The records that follow should be retyped word for word.
---------- Materials provided ----------
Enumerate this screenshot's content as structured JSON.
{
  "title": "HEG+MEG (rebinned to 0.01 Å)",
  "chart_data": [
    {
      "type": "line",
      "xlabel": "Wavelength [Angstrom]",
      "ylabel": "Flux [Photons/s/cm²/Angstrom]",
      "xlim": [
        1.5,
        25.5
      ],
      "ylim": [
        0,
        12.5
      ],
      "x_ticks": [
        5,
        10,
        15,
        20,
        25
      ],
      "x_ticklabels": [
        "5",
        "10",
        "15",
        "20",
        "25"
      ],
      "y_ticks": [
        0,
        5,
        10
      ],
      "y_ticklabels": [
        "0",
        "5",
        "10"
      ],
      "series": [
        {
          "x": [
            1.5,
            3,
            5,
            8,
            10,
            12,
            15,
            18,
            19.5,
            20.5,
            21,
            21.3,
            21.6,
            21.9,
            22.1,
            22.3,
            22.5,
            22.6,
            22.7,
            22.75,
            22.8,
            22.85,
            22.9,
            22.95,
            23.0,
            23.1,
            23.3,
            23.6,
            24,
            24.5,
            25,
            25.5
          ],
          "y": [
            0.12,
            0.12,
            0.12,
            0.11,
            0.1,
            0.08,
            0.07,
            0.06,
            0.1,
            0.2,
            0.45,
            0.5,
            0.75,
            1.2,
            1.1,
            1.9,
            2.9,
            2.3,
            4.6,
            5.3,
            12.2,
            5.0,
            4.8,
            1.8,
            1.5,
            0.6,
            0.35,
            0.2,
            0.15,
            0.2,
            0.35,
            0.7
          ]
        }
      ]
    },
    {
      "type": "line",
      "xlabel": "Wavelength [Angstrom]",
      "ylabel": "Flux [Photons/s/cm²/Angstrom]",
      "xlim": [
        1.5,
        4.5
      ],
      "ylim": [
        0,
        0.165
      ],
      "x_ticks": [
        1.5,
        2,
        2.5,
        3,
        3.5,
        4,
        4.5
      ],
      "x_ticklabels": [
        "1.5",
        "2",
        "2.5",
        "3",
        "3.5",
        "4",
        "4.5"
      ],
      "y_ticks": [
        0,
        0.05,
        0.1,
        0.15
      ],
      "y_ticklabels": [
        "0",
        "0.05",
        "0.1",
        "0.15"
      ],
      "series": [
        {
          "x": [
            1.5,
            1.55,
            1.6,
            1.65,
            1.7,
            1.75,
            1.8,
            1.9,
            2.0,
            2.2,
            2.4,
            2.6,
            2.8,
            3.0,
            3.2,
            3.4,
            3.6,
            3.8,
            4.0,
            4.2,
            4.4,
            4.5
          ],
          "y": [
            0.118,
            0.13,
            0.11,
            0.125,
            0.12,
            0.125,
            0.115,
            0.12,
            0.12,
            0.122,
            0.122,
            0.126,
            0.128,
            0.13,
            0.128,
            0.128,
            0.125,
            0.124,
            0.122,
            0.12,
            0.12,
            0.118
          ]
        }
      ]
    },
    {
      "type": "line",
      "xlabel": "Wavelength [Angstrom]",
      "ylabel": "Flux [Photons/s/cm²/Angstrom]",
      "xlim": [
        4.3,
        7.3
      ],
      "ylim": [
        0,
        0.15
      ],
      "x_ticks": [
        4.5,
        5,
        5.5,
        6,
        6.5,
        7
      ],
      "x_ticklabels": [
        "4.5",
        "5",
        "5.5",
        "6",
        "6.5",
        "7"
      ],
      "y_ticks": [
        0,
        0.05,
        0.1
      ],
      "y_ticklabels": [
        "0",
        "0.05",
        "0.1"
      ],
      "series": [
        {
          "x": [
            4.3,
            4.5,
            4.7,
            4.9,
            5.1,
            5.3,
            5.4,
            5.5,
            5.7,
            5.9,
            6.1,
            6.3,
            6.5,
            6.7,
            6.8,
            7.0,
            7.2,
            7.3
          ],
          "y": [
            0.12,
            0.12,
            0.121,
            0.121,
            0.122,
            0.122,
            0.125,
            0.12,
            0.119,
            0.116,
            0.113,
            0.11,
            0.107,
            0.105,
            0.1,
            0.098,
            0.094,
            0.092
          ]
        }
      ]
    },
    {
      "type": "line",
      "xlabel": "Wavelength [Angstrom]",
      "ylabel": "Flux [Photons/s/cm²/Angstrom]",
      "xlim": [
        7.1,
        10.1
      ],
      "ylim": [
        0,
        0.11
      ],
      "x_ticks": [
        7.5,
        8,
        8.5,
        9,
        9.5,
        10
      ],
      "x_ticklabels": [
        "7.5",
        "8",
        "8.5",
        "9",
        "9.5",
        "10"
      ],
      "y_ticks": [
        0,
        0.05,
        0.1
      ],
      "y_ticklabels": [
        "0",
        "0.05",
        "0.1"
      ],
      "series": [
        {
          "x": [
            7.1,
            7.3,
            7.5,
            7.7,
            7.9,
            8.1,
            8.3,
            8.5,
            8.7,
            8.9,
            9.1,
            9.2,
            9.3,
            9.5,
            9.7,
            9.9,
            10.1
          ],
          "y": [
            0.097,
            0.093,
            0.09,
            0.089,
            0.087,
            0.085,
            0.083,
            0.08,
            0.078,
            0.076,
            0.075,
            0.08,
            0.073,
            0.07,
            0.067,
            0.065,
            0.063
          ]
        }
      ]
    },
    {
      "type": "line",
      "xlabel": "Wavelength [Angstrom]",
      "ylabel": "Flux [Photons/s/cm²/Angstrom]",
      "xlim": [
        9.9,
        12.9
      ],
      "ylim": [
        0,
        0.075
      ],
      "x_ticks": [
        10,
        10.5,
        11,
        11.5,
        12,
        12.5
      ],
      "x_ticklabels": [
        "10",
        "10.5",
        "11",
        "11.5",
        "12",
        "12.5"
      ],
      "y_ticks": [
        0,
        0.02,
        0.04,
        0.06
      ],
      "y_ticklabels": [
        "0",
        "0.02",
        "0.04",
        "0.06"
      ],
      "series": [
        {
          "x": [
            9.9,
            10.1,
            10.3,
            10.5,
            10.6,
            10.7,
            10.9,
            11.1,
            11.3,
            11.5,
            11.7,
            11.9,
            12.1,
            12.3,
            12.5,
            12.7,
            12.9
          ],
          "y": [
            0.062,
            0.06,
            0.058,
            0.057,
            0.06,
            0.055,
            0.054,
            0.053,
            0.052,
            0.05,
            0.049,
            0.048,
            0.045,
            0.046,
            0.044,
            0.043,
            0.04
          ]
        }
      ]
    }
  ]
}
----------
**Result for this exercise:**
Enumerate this screenshot's content as structured JSON.
{
  "title": "HEG+MEG (rebinned to 0.01 Å)",
  "chart_data": [
    {
      "type": "line",
      "xlabel": "Wavelength [Angstrom]",
      "ylabel": "Flux [Photons/s/cm²/Angstrom]",
      "xlim": [
        1.5,
        25.5
      ],
      "ylim": [
        0,
        12.5
      ],
      "x_ticks": [
        5,
        10,
        15,
        20,
        25
      ],
      "x_ticklabels": [
        "5",
        "10",
        "15",
        "20",
        "25"
      ],
      "y_ticks": [
        0,
        5,
        10
      ],
      "y_ticklabels": [
        "0",
        "5",
        "10"
      ],
      "series": [
        {
          "x": [
            1.5,
            3,
            5,
            8,
            10,
            12,
            15,
            18,
            19.5,
            20.5,
            21,
            21.3,
            21.6,
            21.9,
            22.1,
            22.3,
            22.5,
            22.6,
            22.7,
            22.75,
            22.8,
            22.85,
            22.9,
            22.95,
            23.0,
            23.1,
            23.3,
            23.6,
            24,
            24.5,
            25,
            25.5
          ],
          "y": [
            0.12,
            0.12,
            0.12,
            0.11,
            0.1,
            0.08,
            0.07,
            0.06,
            0.1,
            0.2,
            0.45,
            0.5,
            0.75,
            1.2,
            1.1,
            1.9,
            2.9,
            2.3,
            4.6,
            5.3,
            12.2,
            5.0,
            4.8,
            1.8,
            1.5,
            0.6,
            0.35,
            0.2,
            0.15,
            0.2,
            0.35,
            0.7
          ]
        }
      ]
    },
    {
      "type": "line",
      "xlabel": "Wavelength [Angstrom]",
      "ylabel": "Flux [Photons/s/cm²/Angstrom]",
      "xlim": [
        1.5,
        4.5
      ],
      "ylim": [
        0,
        0.165
      ],
      "x_ticks": [
        1.5,
        2,
        2.5,
        3,
        3.5,
        4,
        4.5
      ],
      "x_ticklabels": [
        "1.5",
        "2",
        "2.5",
        "3",
        "3.5",
        "4",
        "4.5"
      ],
      "y_ticks": [
        0,
        0.05,
        0.1,
        0.15
      ],
      "y_ticklabels": [
        "0",
        "0.05",
        "0.1",
        "0.15"
      ],
      "series": [
        {
          "x": [
            1.5,
            1.55,
            1.6,
            1.65,
            1.7,
            1.75,
            1.8,
            1.9,
            2.0,
            2.2,
            2.4,
            2.6,
            2.8,
            3.0,
            3.2,
            3.4,
            3.6,
            3.8,
            4.0,
            4.2,
            4.4,
            4.5
          ],
          "y": [
            0.118,
            0.13,
            0.11,
            0.125,
            0.12,
            0.125,
            0.115,
            0.12,
            0.12,
            0.122,
            0.122,
            0.126,
            0.128,
            0.13,
            0.128,
            0.128,
            0.125,
            0.124,
            0.122,
            0.12,
            0.12,
            0.118
          ]
        }
      ]
    },
    {
      "type": "line",
      "xlabel": "Wavelength [Angstrom]",
      "ylabel": "Flux [Photons/s/cm²/Angstrom]",
      "xlim": [
        4.3,
        7.3
      ],
      "ylim": [
        0,
        0.15
      ],
      "x_ticks": [
        4.5,
        5,
        5.5,
        6,
        6.5,
        7
      ],
      "x_ticklabels": [
        "4.5",
        "5",
        "5.5",
        "6",
        "6.5",
        "7"
      ],
      "y_ticks": [
        0,
        0.05,
        0.1
      ],
      "y_ticklabels": [
        "0",
        "0.05",
        "0.1"
      ],
      "series": [
        {
          "x": [
            4.3,
            4.5,
            4.7,
            4.9,
            5.1,
            5.3,
            5.4,
            5.5,
            5.7,
            5.9,
            6.1,
            6.3,
            6.5,
            6.7,
            6.8,
            7.0,
            7.2,
            7.3
          ],
          "y": [
            0.12,
            0.12,
            0.121,
            0.121,
            0.122,
            0.122,
            0.125,
            0.12,
            0.119,
            0.116,
            0.113,
            0.11,
            0.107,
            0.105,
            0.1,
            0.098,
            0.094,
            0.092
          ]
        }
      ]
    },
    {
      "type": "line",
      "xlabel": "Wavelength [Angstrom]",
      "ylabel": "Flux [Photons/s/cm²/Angstrom]",
      "xlim": [
        7.1,
        10.1
      ],
      "ylim": [
        0,
        0.11
      ],
      "x_ticks": [
        7.5,
        8,
        8.5,
        9,
        9.5,
        10
      ],
      "x_ticklabels": [
        "7.5",
        "8",
        "8.5",
        "9",
        "9.5",
        "10"
      ],
      "y_ticks": [
        0,
        0.05,
        0.1
      ],
      "y_ticklabels": [
        "0",
        "0.05",
        "0.1"
      ],
      "series": [
        {
          "x": [
            7.1,
            7.3,
            7.5,
            7.7,
            7.9,
            8.1,
            8.3,
            8.5,
            8.7,
            8.9,
            9.1,
            9.2,
            9.3,
            9.5,
            9.7,
            9.9,
            10.1
          ],
          "y": [
            0.097,
            0.093,
            0.09,
            0.089,
            0.087,
            0.085,
            0.083,
            0.08,
            0.078,
            0.076,
            0.075,
            0.08,
            0.073,
            0.07,
            0.067,
            0.065,
            0.063
          ]
        }
      ]
    },
    {
      "type": "line",
      "xlabel": "Wavelength [Angstrom]",
      "ylabel": "Flux [Photons/s/cm²/Angstrom]",
      "xlim": [
        9.9,
        12.9
      ],
      "ylim": [
        0,
        0.075
      ],
      "x_ticks": [
        10,
        10.5,
        11,
        11.5,
        12,
        12.5
      ],
      "x_ticklabels": [
        "10",
        "10.5",
        "11",
        "11.5",
        "12",
        "12.5"
      ],
      "y_ticks": [
        0,
        0.02,
        0.04,
        0.06
      ],
      "y_ticklabels": [
        "0",
        "0.02",
        "0.04",
        "0.06"
      ],
      "series": [
        {
          "x": [
            9.9,
            10.1,
            10.3,
            10.5,
            10.6,
            10.7,
            10.9,
            11.1,
            11.3,
            11.5,
            11.7,
            11.9,
            12.1,
            12.3,
            12.5,
            12.7,
            12.9
          ],
          "y": [
            0.062,
            0.06,
            0.058,
            0.057,
            0.06,
            0.055,
            0.054,
            0.053,
            0.052,
            0.05,
            0.049,
            0.048,
            0.045,
            0.046,
            0.044,
            0.043,
            0.04
          ]
        }
      ]
    }
  ]
}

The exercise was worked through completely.